■ TASK DETAILS ■
All lines in the data bearing the string "object" should be identified and copied.

■ LISTING ■
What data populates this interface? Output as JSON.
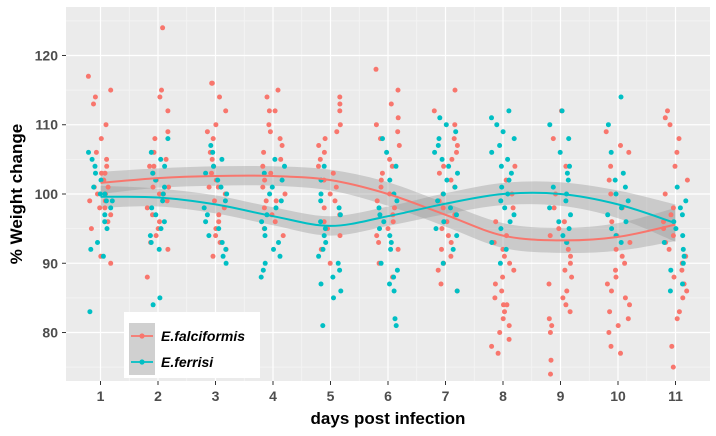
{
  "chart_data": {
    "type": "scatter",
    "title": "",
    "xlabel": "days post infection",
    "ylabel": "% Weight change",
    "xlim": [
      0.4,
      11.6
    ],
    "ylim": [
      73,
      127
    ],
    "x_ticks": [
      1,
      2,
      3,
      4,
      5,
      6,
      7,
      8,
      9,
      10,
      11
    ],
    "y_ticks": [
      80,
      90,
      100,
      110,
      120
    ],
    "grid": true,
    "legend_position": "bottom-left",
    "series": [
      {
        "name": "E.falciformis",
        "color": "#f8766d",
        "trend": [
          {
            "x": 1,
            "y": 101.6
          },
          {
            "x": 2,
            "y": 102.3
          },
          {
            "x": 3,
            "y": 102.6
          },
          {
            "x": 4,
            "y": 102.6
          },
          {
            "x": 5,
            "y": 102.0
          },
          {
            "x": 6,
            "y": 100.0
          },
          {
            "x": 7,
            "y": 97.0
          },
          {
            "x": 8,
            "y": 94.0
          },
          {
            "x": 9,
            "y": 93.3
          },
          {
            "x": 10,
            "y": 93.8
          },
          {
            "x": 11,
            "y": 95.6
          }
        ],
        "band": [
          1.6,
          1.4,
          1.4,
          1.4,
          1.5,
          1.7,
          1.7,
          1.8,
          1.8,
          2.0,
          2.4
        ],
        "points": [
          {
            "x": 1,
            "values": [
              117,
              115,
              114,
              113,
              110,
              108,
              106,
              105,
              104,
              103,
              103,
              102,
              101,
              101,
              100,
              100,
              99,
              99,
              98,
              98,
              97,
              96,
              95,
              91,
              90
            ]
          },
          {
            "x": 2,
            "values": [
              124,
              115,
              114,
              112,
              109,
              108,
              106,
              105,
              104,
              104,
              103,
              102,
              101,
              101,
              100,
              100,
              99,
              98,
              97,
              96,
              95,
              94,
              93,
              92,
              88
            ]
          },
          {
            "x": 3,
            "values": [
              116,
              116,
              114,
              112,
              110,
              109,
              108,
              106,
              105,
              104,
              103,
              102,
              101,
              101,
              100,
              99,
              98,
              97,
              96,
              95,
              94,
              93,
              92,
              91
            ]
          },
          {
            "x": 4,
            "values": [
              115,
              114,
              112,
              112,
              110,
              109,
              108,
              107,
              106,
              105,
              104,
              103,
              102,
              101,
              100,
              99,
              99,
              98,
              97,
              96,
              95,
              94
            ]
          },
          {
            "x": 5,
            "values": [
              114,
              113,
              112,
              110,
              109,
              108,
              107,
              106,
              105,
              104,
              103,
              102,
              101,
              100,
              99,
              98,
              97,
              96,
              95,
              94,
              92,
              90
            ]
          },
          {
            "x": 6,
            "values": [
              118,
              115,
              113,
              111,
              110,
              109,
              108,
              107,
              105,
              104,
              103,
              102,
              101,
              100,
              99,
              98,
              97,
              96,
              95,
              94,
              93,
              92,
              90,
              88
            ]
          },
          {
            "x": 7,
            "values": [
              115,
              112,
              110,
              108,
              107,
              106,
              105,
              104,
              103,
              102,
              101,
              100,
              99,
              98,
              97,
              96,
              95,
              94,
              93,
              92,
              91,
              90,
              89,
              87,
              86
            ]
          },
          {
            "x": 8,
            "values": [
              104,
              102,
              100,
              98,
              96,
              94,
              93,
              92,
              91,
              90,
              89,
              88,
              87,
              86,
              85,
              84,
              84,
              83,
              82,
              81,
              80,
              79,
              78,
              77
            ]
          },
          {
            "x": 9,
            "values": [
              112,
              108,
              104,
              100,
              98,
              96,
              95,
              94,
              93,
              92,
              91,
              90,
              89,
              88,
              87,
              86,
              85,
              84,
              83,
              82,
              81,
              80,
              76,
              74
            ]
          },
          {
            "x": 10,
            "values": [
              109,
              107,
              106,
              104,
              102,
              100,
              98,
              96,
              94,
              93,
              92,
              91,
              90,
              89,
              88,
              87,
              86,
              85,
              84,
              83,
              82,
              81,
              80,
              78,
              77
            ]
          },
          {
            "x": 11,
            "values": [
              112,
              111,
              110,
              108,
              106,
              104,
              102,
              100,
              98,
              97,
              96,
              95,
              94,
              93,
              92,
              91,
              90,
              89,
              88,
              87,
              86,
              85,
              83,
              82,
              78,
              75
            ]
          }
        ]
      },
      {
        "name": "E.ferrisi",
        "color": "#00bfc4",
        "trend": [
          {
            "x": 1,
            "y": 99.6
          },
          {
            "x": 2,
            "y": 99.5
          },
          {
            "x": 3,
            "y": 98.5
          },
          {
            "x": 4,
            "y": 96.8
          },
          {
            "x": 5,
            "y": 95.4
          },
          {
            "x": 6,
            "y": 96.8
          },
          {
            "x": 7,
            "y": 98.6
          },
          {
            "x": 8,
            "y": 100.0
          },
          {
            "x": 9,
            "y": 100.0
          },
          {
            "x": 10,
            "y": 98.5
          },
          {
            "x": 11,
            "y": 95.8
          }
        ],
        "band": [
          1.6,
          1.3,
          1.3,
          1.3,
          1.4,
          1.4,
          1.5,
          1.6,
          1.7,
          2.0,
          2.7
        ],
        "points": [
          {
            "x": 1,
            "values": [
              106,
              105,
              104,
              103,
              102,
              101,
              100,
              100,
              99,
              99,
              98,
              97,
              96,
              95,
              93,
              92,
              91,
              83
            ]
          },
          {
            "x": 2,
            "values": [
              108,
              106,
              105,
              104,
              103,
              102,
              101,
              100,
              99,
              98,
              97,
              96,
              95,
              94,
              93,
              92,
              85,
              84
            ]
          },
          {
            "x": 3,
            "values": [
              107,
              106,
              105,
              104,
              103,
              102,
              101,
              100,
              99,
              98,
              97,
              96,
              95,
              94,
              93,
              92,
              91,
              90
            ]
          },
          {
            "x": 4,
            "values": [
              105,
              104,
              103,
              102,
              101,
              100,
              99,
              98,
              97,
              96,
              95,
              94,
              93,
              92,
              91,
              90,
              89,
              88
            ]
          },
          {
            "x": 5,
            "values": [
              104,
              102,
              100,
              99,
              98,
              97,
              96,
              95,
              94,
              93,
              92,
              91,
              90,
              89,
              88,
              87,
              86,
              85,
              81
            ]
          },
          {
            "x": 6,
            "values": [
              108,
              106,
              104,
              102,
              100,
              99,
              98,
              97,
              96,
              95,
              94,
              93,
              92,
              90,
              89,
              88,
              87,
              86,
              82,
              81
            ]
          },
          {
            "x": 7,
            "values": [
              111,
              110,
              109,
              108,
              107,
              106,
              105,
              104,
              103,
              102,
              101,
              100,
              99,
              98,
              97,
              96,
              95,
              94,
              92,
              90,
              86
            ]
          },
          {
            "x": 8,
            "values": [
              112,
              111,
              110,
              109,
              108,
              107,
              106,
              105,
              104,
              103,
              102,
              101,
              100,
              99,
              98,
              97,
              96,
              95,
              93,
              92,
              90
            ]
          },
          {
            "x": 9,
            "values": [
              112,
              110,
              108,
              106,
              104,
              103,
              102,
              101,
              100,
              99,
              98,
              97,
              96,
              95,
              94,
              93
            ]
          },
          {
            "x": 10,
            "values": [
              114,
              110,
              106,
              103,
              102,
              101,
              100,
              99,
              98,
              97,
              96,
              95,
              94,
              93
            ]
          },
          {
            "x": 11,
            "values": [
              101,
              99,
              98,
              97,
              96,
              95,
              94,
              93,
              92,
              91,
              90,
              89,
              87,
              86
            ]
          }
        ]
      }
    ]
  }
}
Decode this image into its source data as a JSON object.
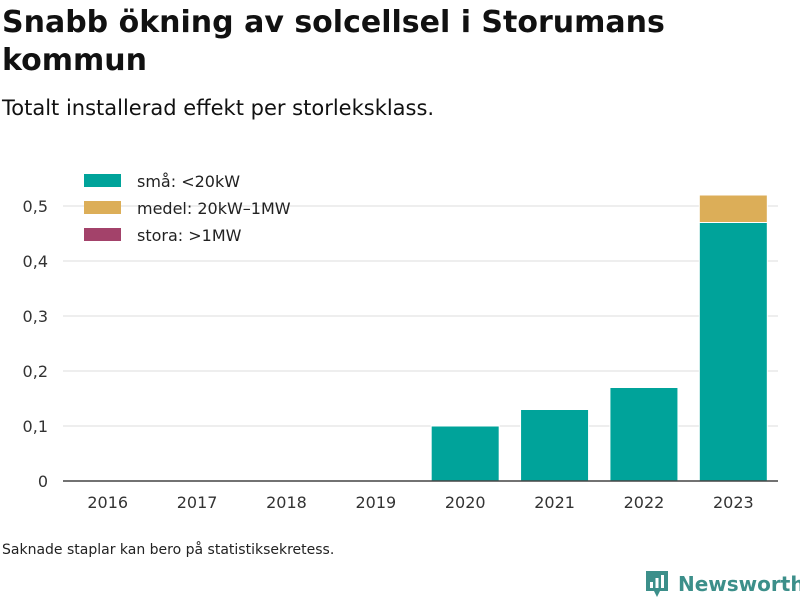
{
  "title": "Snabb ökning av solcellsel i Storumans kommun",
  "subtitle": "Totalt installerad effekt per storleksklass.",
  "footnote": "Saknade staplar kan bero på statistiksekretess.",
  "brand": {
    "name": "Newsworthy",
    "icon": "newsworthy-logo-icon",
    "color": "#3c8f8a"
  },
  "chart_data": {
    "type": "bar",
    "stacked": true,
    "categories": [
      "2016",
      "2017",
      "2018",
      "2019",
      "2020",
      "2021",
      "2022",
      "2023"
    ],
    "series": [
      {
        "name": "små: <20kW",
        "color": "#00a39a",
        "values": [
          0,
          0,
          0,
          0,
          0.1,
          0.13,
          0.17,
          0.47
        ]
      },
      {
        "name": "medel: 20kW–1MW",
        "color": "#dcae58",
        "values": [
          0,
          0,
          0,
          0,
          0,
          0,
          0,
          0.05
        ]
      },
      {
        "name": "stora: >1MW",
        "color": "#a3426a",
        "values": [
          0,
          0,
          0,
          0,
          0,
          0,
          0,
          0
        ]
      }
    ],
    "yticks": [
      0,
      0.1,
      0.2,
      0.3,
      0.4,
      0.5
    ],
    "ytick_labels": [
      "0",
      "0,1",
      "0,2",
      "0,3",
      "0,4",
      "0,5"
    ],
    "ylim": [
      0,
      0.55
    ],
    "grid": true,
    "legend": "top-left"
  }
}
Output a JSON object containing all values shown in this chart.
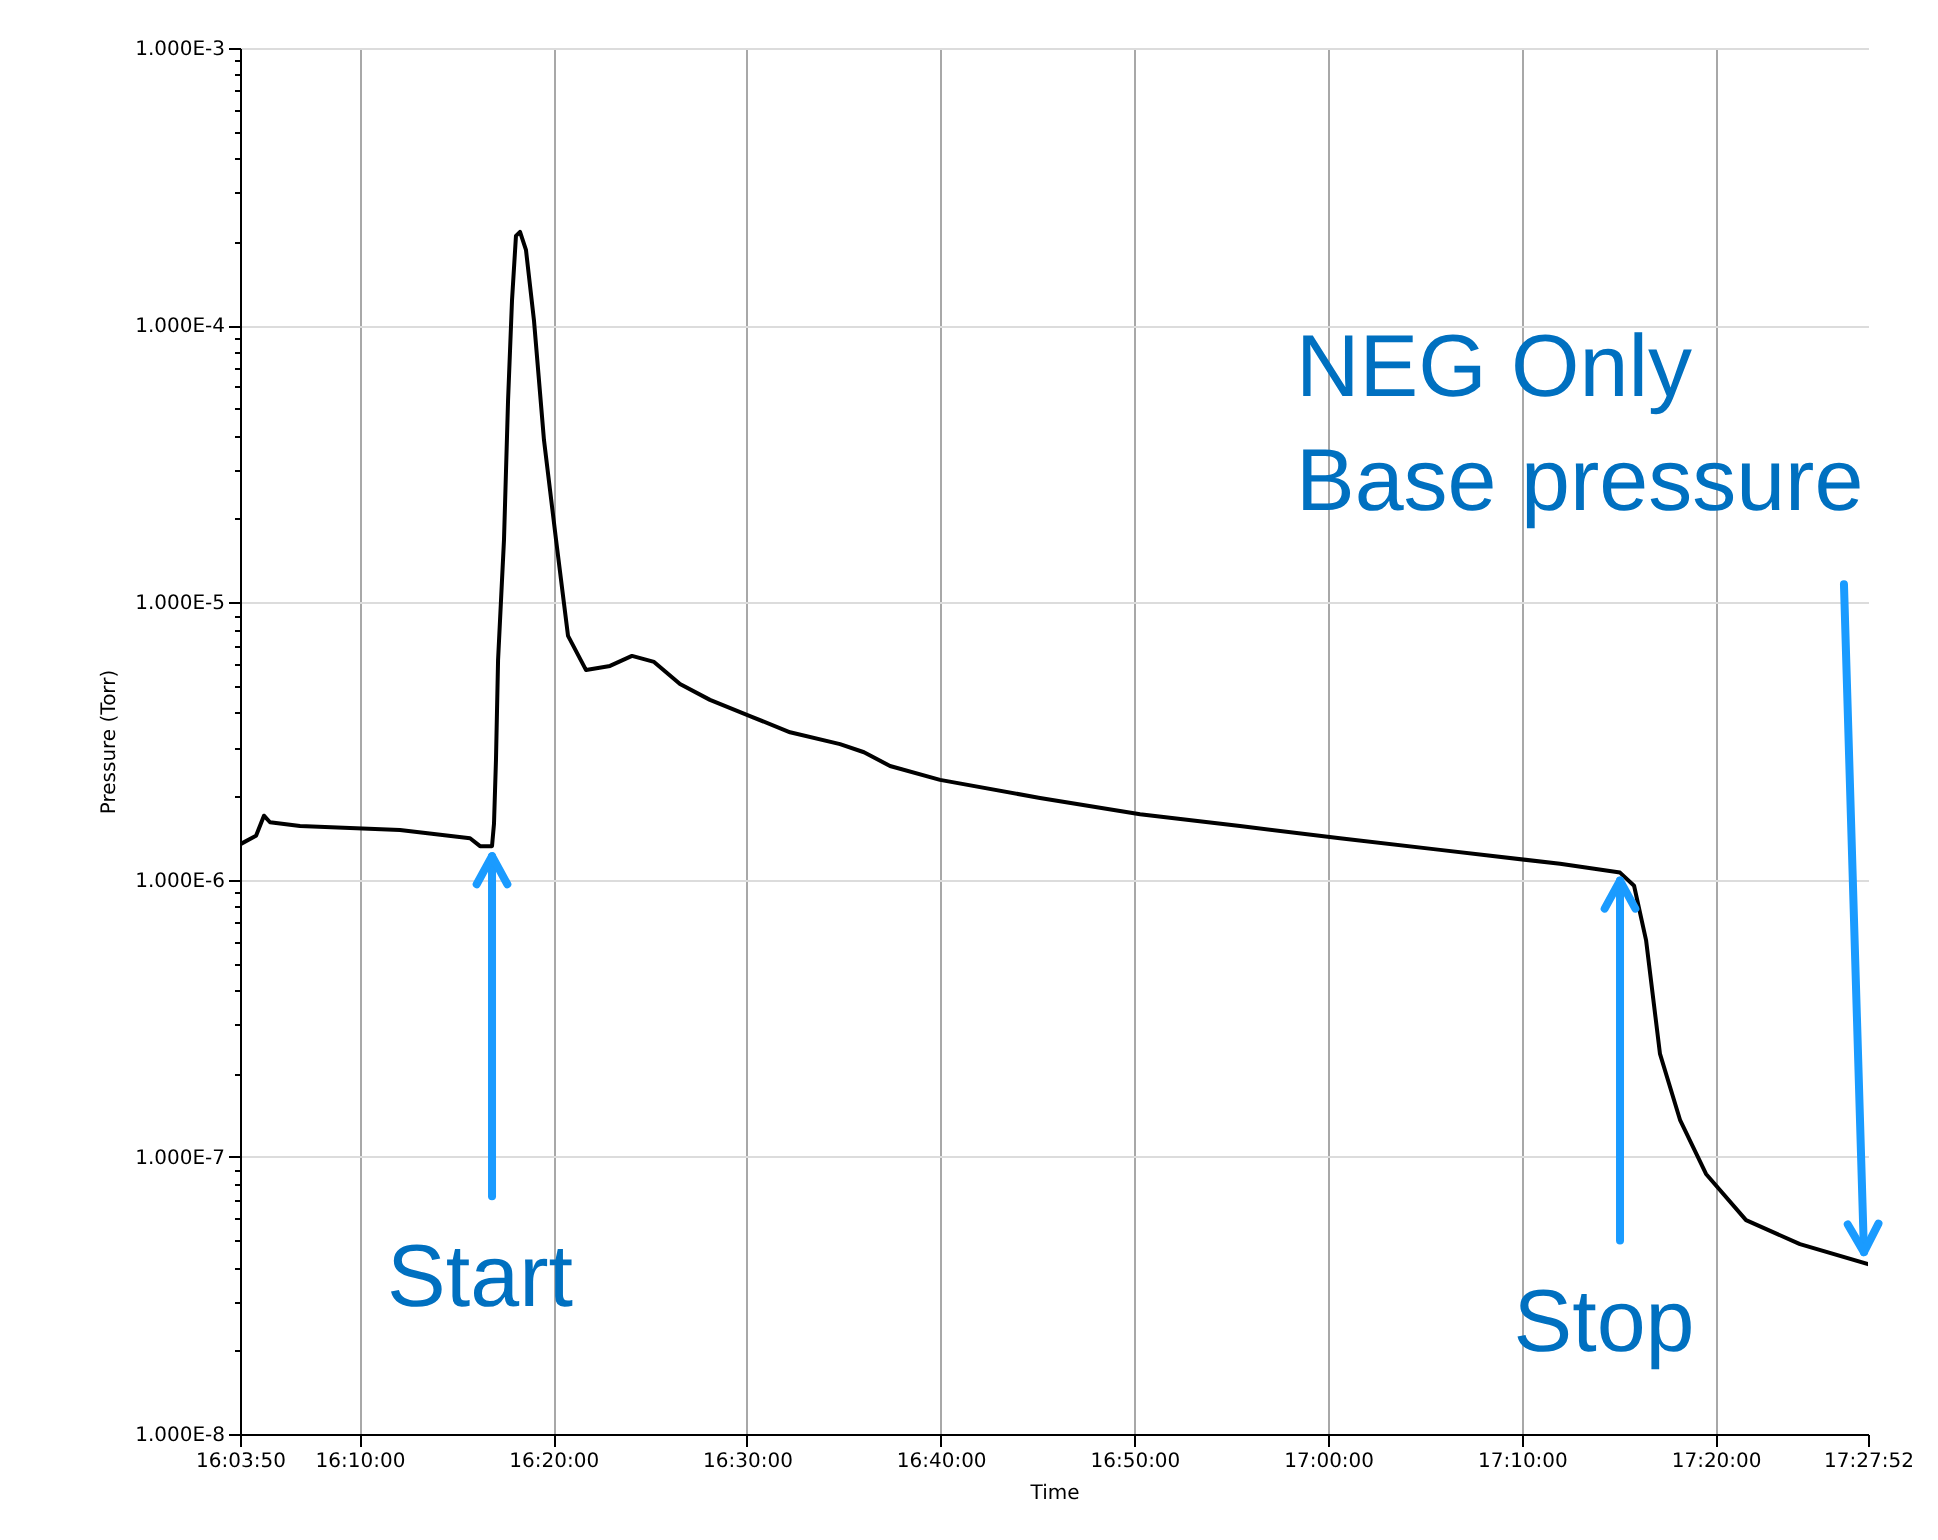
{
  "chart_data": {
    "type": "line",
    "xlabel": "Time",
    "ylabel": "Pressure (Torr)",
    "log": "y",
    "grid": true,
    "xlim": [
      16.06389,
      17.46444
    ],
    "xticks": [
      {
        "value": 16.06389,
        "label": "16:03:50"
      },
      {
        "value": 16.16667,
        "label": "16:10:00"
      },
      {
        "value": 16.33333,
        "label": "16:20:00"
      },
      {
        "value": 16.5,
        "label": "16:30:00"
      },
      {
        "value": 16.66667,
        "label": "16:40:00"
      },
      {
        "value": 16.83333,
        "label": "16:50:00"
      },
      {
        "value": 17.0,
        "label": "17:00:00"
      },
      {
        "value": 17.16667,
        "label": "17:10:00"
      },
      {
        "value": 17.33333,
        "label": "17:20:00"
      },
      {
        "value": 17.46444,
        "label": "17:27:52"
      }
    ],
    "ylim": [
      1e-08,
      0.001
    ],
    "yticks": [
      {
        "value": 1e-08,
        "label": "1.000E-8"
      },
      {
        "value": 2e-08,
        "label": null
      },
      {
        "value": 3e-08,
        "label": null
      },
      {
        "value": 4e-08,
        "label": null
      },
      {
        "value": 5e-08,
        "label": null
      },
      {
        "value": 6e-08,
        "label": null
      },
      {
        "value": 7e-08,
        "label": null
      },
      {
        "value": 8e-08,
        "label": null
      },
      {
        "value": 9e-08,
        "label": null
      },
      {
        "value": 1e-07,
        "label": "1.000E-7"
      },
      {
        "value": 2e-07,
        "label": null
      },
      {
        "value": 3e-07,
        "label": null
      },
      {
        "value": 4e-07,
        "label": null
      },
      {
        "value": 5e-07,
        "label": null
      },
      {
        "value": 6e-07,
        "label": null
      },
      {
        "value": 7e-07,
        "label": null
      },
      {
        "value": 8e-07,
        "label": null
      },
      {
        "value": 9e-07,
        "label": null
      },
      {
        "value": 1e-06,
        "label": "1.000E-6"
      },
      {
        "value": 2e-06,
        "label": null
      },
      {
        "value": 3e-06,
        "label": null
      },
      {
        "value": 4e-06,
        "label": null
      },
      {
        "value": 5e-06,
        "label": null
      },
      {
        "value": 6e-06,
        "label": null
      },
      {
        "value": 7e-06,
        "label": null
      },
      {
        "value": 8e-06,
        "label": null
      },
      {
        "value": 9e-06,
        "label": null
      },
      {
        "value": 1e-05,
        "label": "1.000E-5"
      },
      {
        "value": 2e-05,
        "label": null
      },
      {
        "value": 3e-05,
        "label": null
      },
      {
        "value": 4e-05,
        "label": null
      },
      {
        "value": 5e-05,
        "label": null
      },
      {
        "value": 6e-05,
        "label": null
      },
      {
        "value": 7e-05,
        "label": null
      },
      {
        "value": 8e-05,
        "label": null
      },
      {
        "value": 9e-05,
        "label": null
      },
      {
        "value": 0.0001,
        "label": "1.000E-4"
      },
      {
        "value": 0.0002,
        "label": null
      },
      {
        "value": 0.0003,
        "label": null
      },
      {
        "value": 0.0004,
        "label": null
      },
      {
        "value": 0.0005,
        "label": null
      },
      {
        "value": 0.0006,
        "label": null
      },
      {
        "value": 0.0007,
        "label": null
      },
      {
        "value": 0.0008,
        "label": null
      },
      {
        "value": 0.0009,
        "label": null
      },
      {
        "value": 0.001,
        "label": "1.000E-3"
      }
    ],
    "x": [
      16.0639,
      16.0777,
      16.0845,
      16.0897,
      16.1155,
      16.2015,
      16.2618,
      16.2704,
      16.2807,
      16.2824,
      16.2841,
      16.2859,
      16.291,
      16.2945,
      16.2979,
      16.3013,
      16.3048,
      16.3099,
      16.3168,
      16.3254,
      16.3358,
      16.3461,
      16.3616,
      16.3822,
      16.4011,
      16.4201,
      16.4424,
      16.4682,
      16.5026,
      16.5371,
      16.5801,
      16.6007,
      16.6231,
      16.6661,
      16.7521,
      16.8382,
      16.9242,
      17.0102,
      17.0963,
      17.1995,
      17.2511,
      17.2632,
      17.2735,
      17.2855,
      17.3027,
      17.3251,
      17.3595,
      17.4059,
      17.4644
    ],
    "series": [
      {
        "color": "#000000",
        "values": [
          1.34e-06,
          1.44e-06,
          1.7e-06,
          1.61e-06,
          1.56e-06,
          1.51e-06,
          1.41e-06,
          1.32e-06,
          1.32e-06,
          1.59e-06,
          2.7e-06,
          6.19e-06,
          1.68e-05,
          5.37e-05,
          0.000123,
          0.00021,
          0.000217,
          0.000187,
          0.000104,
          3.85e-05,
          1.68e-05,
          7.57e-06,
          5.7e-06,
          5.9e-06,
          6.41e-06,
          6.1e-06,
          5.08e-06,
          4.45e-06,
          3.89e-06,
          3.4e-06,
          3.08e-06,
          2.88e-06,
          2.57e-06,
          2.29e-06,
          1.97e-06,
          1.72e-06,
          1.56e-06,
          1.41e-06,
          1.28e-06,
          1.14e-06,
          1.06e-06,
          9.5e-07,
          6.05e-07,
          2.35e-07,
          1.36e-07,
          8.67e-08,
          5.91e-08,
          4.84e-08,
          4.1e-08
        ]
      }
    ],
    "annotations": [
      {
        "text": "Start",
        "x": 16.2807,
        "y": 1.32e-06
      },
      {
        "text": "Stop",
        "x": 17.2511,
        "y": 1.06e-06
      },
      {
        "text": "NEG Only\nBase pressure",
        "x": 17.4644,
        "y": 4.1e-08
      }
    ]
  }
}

■ FINAL ANSWER ■
Decode this image into its source data as a JSON object.
Output a JSON object containing all values shown in this chart.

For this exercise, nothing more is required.